Dataset excerpt:

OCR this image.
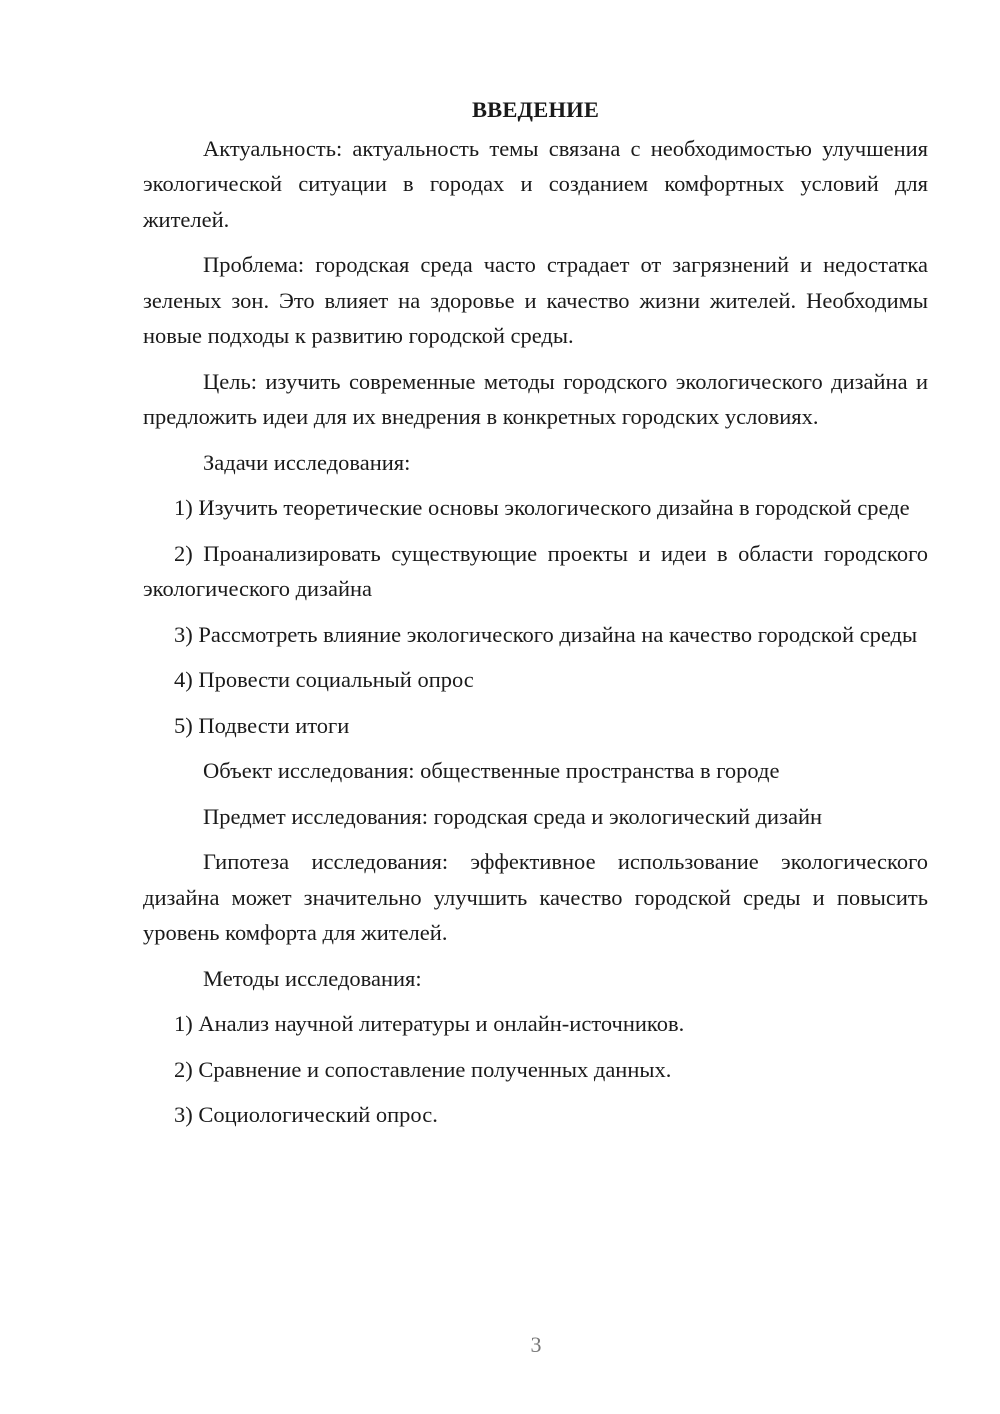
ВВЕДЕНИЕ

Актуальность: актуальность темы связана с необходимостью улучшения экологической ситуации в городах и созданием комфортных условий для жителей.

Проблема: городская среда часто страдает от загрязнений и недостатка зеленых зон. Это влияет на здоровье и качество жизни жителей. Необходимы новые подходы к развитию городской среды.

Цель: изучить современные методы городского экологического дизайна и предложить идеи для их внедрения в конкретных городских условиях.

Задачи исследования:

1) Изучить теоретические основы экологического дизайна в городской среде

2) Проанализировать существующие проекты и идеи в области городского экологического дизайна

3) Рассмотреть влияние экологического дизайна на качество городской среды

4) Провести социальный опрос

5) Подвести итоги

Объект исследования: общественные пространства в городе

Предмет исследования: городская среда и экологический дизайн

Гипотеза исследования: эффективное использование экологического дизайна может значительно улучшить качество городской среды и повысить уровень комфорта для жителей.

Методы исследования:

1) Анализ научной литературы и онлайн-источников.

2) Сравнение и сопоставление полученных данных.

3) Социологический опрос.

3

■ Aim of the exercise
In the entries above, find every line with the word "среды" and list it.

■ Answer to this exercise
Проблема: городская среда часто страдает от загрязнений и недостатка зеленых зон. Это влияет на здоровье и качество жизни жителей. Необходимы новые подходы к развитию городской среды.
3) Рассмотреть влияние экологического дизайна на качество городской среды
Гипотеза исследования: эффективное использование экологического дизайна может значительно улучшить качество городской среды и повысить уровень комфорта для жителей.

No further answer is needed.